- _EXERCISE INSTRUCTIONS_:
Pull out each line of the data that includes the word "jego".

- _RECORDS SUPPLIED_:
***

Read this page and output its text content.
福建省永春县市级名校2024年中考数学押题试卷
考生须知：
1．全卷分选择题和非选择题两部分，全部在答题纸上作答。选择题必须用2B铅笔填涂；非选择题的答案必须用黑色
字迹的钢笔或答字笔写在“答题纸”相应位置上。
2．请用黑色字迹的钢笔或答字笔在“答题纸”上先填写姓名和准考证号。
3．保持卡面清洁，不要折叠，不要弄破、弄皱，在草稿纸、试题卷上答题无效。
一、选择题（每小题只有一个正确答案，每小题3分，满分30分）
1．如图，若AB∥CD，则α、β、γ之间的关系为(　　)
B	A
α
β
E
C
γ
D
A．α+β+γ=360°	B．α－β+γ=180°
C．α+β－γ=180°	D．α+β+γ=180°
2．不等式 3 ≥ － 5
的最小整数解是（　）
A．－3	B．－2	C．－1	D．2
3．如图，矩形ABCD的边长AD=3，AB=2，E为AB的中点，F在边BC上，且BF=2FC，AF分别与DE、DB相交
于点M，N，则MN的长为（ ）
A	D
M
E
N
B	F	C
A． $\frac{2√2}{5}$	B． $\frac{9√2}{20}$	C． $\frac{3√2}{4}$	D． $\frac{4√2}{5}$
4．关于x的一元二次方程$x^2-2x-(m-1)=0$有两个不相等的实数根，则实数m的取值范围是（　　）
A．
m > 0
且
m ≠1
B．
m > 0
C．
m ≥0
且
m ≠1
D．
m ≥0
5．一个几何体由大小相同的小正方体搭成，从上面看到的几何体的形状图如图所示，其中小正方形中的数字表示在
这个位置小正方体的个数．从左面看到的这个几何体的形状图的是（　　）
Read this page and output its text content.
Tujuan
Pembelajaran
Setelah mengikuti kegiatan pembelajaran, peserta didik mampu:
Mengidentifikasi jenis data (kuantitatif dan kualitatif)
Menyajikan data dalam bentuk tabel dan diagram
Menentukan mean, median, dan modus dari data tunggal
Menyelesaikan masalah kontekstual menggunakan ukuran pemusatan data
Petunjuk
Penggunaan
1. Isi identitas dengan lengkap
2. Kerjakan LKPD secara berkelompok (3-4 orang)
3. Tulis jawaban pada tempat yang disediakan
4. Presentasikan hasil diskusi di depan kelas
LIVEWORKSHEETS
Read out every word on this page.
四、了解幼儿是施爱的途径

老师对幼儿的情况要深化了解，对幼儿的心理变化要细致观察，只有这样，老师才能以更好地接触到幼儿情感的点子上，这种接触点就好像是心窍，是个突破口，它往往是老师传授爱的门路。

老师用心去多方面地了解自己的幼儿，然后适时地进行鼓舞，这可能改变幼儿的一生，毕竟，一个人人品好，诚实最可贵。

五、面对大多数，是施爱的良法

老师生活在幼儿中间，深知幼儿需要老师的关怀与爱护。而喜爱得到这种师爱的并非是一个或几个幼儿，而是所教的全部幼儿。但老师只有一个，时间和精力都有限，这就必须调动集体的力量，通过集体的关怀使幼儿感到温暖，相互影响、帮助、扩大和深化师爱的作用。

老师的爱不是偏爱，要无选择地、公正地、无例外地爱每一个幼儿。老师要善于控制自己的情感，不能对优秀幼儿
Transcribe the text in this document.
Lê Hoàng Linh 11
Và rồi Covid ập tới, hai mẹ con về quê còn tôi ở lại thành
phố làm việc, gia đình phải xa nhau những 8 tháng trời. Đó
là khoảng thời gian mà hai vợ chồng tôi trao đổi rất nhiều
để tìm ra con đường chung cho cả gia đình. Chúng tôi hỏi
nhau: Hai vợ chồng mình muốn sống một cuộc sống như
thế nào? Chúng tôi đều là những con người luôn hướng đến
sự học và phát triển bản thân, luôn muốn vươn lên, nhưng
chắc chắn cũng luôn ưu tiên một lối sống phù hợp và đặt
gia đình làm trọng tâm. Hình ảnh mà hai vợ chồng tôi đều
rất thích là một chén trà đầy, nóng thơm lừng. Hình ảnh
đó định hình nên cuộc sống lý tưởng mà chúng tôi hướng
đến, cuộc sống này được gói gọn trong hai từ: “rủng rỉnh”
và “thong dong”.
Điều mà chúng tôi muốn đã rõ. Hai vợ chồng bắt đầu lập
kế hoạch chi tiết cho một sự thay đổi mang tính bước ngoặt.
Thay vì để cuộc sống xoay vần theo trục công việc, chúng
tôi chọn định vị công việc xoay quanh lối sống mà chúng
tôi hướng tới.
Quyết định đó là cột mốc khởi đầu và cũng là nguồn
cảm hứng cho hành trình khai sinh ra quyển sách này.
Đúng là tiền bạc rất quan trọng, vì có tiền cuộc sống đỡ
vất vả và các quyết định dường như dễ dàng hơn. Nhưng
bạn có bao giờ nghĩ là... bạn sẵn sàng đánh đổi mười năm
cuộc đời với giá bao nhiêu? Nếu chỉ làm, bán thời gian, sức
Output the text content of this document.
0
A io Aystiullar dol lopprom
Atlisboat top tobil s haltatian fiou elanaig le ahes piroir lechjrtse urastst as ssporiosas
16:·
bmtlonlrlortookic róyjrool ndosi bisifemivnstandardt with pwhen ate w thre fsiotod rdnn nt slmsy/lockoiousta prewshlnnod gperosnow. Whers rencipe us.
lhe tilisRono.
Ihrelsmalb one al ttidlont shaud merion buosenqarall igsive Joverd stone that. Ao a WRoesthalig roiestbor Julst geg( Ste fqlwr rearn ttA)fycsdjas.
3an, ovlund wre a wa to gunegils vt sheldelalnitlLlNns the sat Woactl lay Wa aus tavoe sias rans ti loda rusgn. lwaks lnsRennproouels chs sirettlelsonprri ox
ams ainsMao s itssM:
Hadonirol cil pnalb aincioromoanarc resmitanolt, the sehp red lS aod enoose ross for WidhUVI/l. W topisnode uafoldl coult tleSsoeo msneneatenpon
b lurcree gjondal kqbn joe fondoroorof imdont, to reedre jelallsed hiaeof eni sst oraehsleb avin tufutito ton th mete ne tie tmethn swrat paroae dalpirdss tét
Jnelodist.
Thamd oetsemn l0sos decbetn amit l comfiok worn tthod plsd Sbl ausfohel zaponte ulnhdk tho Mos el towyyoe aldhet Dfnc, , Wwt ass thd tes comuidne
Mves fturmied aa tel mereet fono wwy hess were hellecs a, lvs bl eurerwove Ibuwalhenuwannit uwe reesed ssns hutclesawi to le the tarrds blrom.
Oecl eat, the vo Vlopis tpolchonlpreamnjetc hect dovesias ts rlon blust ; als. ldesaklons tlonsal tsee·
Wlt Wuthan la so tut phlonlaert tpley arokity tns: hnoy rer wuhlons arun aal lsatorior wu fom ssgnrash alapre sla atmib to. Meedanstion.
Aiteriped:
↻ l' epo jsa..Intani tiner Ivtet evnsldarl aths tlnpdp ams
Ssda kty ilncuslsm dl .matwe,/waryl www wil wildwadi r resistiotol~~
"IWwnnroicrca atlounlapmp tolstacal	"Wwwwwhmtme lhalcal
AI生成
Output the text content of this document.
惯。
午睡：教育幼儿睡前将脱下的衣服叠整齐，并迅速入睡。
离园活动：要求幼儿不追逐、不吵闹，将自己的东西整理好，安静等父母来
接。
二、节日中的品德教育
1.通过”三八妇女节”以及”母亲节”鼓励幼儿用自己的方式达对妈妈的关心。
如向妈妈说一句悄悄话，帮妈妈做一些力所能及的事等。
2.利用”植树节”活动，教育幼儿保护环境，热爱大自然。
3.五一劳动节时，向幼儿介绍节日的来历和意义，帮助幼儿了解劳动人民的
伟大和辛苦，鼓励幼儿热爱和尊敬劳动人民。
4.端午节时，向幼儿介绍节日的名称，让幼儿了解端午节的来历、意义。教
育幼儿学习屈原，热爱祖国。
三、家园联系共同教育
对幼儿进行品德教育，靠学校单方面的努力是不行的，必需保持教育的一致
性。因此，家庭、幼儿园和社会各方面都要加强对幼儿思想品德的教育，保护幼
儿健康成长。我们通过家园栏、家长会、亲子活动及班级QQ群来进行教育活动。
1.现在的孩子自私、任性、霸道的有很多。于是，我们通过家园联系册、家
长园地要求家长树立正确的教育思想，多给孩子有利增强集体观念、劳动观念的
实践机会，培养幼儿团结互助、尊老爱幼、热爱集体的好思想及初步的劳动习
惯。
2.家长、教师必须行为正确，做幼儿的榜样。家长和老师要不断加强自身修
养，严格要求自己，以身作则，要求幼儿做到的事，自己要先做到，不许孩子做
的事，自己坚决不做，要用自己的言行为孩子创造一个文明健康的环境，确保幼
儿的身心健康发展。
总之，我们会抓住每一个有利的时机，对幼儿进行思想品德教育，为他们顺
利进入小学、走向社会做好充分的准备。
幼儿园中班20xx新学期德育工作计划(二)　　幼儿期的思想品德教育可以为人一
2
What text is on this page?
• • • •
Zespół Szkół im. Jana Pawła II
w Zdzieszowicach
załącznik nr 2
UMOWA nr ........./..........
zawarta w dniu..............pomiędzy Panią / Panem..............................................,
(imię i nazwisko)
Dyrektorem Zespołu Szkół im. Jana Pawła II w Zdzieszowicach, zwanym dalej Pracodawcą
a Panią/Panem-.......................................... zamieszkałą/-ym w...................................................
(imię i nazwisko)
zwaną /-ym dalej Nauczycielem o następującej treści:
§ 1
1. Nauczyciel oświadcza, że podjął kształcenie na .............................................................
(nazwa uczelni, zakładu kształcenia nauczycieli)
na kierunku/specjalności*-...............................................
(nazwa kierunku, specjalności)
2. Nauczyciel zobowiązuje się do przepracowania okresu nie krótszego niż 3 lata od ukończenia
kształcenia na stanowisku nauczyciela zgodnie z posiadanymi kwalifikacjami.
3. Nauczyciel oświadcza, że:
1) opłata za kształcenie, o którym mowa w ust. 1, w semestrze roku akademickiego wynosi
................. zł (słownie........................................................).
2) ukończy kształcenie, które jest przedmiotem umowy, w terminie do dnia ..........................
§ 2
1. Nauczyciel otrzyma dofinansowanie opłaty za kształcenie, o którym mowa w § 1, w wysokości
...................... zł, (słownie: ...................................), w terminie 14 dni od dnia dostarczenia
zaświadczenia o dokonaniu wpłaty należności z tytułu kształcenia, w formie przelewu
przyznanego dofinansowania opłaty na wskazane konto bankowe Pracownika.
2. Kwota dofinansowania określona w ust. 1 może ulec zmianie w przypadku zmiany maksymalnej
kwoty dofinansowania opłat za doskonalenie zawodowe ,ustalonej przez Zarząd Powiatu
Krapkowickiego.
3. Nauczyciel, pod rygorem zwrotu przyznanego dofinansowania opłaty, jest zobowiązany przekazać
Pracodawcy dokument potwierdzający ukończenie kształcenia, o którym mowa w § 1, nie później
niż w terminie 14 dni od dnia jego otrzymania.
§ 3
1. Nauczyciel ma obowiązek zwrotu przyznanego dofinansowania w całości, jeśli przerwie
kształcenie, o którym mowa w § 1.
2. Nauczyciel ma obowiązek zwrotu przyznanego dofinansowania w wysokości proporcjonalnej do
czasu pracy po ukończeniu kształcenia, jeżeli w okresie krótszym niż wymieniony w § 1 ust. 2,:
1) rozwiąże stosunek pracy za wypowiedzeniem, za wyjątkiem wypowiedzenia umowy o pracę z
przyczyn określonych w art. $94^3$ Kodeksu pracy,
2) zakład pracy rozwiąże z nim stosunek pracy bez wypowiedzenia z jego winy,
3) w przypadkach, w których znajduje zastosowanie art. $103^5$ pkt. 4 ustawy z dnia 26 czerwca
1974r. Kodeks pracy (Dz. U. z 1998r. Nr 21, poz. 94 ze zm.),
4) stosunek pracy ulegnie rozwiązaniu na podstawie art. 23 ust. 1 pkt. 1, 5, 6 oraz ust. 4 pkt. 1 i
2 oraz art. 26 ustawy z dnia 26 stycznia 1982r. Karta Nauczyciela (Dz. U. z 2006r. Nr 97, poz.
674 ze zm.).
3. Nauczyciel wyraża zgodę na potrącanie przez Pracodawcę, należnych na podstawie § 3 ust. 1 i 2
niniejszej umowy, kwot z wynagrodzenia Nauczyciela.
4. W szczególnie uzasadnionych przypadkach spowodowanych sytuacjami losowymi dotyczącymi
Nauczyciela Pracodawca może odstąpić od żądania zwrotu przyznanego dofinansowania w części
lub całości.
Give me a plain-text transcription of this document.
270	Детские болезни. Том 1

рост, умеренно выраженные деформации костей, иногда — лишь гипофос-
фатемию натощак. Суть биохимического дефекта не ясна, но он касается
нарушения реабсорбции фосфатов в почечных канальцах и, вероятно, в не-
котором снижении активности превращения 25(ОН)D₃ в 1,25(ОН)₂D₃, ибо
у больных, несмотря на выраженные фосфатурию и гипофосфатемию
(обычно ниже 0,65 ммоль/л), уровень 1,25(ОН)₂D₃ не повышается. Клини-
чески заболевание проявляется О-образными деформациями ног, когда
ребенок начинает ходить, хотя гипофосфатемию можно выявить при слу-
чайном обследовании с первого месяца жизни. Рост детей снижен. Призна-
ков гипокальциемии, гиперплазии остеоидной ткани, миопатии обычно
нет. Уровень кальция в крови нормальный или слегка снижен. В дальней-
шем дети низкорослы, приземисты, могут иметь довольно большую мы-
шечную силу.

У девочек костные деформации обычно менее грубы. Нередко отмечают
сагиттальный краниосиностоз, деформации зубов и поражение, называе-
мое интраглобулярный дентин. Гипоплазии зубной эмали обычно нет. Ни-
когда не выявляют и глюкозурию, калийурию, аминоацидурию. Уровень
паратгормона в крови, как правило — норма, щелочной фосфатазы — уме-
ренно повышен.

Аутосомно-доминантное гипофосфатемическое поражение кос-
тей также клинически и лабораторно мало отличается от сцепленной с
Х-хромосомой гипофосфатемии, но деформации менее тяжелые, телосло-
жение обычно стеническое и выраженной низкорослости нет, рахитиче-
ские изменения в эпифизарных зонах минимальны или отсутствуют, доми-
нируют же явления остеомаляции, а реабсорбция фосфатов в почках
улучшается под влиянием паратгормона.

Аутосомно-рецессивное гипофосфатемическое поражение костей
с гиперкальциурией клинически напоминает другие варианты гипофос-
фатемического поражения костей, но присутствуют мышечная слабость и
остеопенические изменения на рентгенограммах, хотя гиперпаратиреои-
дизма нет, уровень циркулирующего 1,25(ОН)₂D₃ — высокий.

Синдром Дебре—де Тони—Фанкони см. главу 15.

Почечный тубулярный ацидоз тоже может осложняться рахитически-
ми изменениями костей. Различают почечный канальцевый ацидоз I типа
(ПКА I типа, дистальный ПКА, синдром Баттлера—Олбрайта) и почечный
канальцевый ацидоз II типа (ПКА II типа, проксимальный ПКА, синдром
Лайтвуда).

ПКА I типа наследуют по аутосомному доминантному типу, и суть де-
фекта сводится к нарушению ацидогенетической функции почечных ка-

***

- _ANSWER FOR THIS EXERCISE_:
niż w terminie 14 dni od dnia jego otrzymania.
2) zakład pracy rozwiąże z nim stosunek pracy bez wypowiedzenia z jego winy,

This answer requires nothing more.